** Task statement **
Give every entry again, word for word and in full.

(Stored data)
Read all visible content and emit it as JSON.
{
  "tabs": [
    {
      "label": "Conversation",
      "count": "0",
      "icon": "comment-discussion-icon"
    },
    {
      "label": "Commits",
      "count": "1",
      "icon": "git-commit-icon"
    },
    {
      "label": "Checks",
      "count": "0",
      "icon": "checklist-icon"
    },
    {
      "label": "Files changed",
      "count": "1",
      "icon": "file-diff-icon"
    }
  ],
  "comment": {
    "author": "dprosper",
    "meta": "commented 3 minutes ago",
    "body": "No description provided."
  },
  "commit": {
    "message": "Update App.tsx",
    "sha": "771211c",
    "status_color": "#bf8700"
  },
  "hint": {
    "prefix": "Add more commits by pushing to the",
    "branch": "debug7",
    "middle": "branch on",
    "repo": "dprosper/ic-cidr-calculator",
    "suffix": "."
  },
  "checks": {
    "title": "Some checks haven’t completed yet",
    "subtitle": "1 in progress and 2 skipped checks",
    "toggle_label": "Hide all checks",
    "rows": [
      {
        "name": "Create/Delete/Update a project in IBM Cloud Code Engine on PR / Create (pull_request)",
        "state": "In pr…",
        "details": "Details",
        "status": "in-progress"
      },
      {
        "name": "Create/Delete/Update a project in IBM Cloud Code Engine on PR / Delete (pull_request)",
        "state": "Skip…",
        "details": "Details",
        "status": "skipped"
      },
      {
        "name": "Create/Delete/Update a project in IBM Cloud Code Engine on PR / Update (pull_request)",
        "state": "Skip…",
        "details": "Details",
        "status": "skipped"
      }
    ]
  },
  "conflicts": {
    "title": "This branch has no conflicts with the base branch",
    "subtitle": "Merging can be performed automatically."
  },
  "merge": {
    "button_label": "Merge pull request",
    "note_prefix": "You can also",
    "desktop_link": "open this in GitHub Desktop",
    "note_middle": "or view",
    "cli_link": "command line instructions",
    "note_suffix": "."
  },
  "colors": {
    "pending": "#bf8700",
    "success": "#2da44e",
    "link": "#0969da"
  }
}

** Answer **
Read all visible content and emit it as JSON.
{
  "tabs": [
    {
      "label": "Conversation",
      "count": "0",
      "icon": "comment-discussion-icon"
    },
    {
      "label": "Commits",
      "count": "1",
      "icon": "git-commit-icon"
    },
    {
      "label": "Checks",
      "count": "0",
      "icon": "checklist-icon"
    },
    {
      "label": "Files changed",
      "count": "1",
      "icon": "file-diff-icon"
    }
  ],
  "comment": {
    "author": "dprosper",
    "meta": "commented 3 minutes ago",
    "body": "No description provided."
  },
  "commit": {
    "message": "Update App.tsx",
    "sha": "771211c",
    "status_color": "#bf8700"
  },
  "hint": {
    "prefix": "Add more commits by pushing to the",
    "branch": "debug7",
    "middle": "branch on",
    "repo": "dprosper/ic-cidr-calculator",
    "suffix": "."
  },
  "checks": {
    "title": "Some checks haven’t completed yet",
    "subtitle": "1 in progress and 2 skipped checks",
    "toggle_label": "Hide all checks",
    "rows": [
      {
        "name": "Create/Delete/Update a project in IBM Cloud Code Engine on PR / Create (pull_request)",
        "state": "In pr…",
        "details": "Details",
        "status": "in-progress"
      },
      {
        "name": "Create/Delete/Update a project in IBM Cloud Code Engine on PR / Delete (pull_request)",
        "state": "Skip…",
        "details": "Details",
        "status": "skipped"
      },
      {
        "name": "Create/Delete/Update a project in IBM Cloud Code Engine on PR / Update (pull_request)",
        "state": "Skip…",
        "details": "Details",
        "status": "skipped"
      }
    ]
  },
  "conflicts": {
    "title": "This branch has no conflicts with the base branch",
    "subtitle": "Merging can be performed automatically."
  },
  "merge": {
    "button_label": "Merge pull request",
    "note_prefix": "You can also",
    "desktop_link": "open this in GitHub Desktop",
    "note_middle": "or view",
    "cli_link": "command line instructions",
    "note_suffix": "."
  },
  "colors": {
    "pending": "#bf8700",
    "success": "#2da44e",
    "link": "#0969da"
  }
}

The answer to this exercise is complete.